Task prompt →
Reproduce each line of the material exactly, minus any picture.

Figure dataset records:
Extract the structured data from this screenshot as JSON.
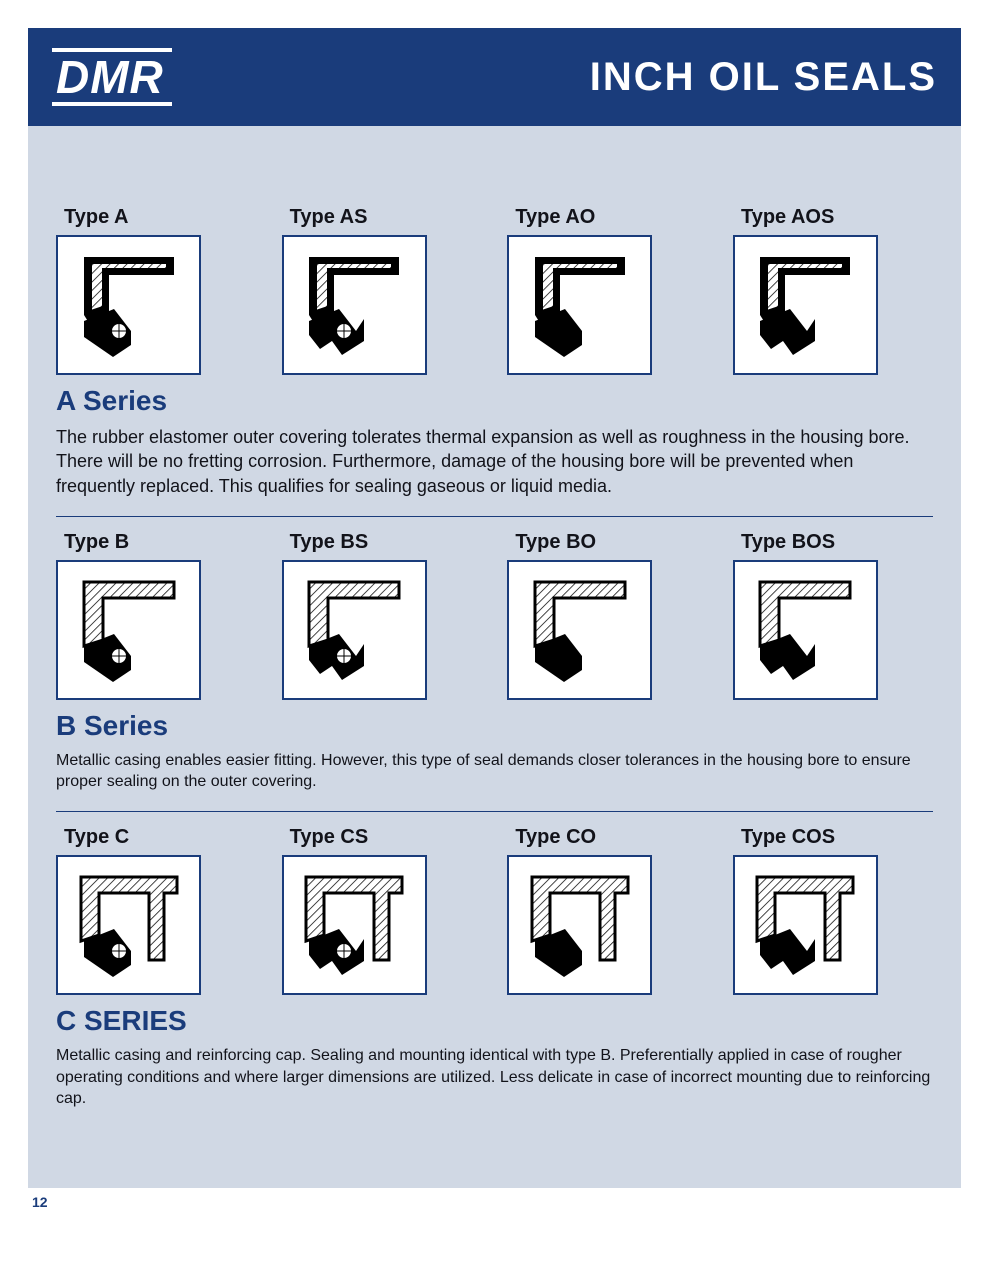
{
  "brand": "DMR",
  "title": "INCH OIL SEALS",
  "page_number": "12",
  "colors": {
    "header_bg": "#1a3c7b",
    "page_bg": "#d0d8e4",
    "accent": "#1a3c7b",
    "text": "#12131a",
    "box_border": "#1a3c7b",
    "box_bg": "#ffffff"
  },
  "series": [
    {
      "key": "a",
      "heading": "A Series",
      "description": "The rubber elastomer outer covering tolerates thermal expansion as well as roughness in the housing bore. There will be no fretting corrosion. Furthermore, damage of the housing bore will be prevented when frequently replaced. This qualifies for sealing gaseous or liquid media.",
      "desc_fontsize": 18,
      "types": [
        {
          "label": "Type A",
          "outer": "rubber",
          "spring": true,
          "dust_lip": false
        },
        {
          "label": "Type AS",
          "outer": "rubber",
          "spring": true,
          "dust_lip": true
        },
        {
          "label": "Type AO",
          "outer": "rubber",
          "spring": false,
          "dust_lip": false
        },
        {
          "label": "Type AOS",
          "outer": "rubber",
          "spring": false,
          "dust_lip": true
        }
      ]
    },
    {
      "key": "b",
      "heading": "B Series",
      "description": "Metallic casing enables easier fitting. However, this type of seal demands closer tolerances in the housing bore to ensure proper sealing on the outer covering.",
      "desc_fontsize": 16,
      "types": [
        {
          "label": "Type B",
          "outer": "metal",
          "spring": true,
          "dust_lip": false
        },
        {
          "label": "Type BS",
          "outer": "metal",
          "spring": true,
          "dust_lip": true
        },
        {
          "label": "Type BO",
          "outer": "metal",
          "spring": false,
          "dust_lip": false
        },
        {
          "label": "Type BOS",
          "outer": "metal",
          "spring": false,
          "dust_lip": true
        }
      ]
    },
    {
      "key": "c",
      "heading": "C SERIES",
      "description": "Metallic casing and reinforcing cap. Sealing and mounting identical with type B. Preferentially applied in case of rougher operating conditions and where larger dimensions are utilized. Less delicate in case of incorrect mounting due to reinforcing cap.",
      "desc_fontsize": 16,
      "types": [
        {
          "label": "Type C",
          "outer": "metal_cap",
          "spring": true,
          "dust_lip": false
        },
        {
          "label": "Type CS",
          "outer": "metal_cap",
          "spring": true,
          "dust_lip": true
        },
        {
          "label": "Type CO",
          "outer": "metal_cap",
          "spring": false,
          "dust_lip": false
        },
        {
          "label": "Type COS",
          "outer": "metal_cap",
          "spring": false,
          "dust_lip": true
        }
      ]
    }
  ]
}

In response →
Extract the structured data from this screenshot as JSON.
{
  "brand": "DMR",
  "title": "INCH OIL SEALS",
  "page_number": "12",
  "colors": {
    "header_bg": "#1a3c7b",
    "page_bg": "#d0d8e4",
    "accent": "#1a3c7b",
    "text": "#12131a",
    "box_border": "#1a3c7b",
    "box_bg": "#ffffff"
  },
  "series": [
    {
      "key": "a",
      "heading": "A Series",
      "description": "The rubber elastomer outer covering tolerates thermal expansion as well as roughness in the housing bore. There will be no fretting corrosion. Furthermore, damage of the housing bore will be prevented when frequently replaced. This qualifies for sealing gaseous or liquid media.",
      "desc_fontsize": 18,
      "types": [
        {
          "label": "Type A",
          "outer": "rubber",
          "spring": true,
          "dust_lip": false
        },
        {
          "label": "Type AS",
          "outer": "rubber",
          "spring": true,
          "dust_lip": true
        },
        {
          "label": "Type AO",
          "outer": "rubber",
          "spring": false,
          "dust_lip": false
        },
        {
          "label": "Type AOS",
          "outer": "rubber",
          "spring": false,
          "dust_lip": true
        }
      ]
    },
    {
      "key": "b",
      "heading": "B Series",
      "description": "Metallic casing enables easier fitting. However, this type of seal demands closer tolerances in the housing bore to ensure proper sealing on the outer covering.",
      "desc_fontsize": 16,
      "types": [
        {
          "label": "Type B",
          "outer": "metal",
          "spring": true,
          "dust_lip": false
        },
        {
          "label": "Type BS",
          "outer": "metal",
          "spring": true,
          "dust_lip": true
        },
        {
          "label": "Type BO",
          "outer": "metal",
          "spring": false,
          "dust_lip": false
        },
        {
          "label": "Type BOS",
          "outer": "metal",
          "spring": false,
          "dust_lip": true
        }
      ]
    },
    {
      "key": "c",
      "heading": "C SERIES",
      "description": "Metallic casing and reinforcing cap. Sealing and mounting identical with type B. Preferentially applied in case of rougher operating conditions and where larger dimensions are utilized. Less delicate in case of incorrect mounting due to reinforcing cap.",
      "desc_fontsize": 16,
      "types": [
        {
          "label": "Type C",
          "outer": "metal_cap",
          "spring": true,
          "dust_lip": false
        },
        {
          "label": "Type CS",
          "outer": "metal_cap",
          "spring": true,
          "dust_lip": true
        },
        {
          "label": "Type CO",
          "outer": "metal_cap",
          "spring": false,
          "dust_lip": false
        },
        {
          "label": "Type COS",
          "outer": "metal_cap",
          "spring": false,
          "dust_lip": true
        }
      ]
    }
  ]
}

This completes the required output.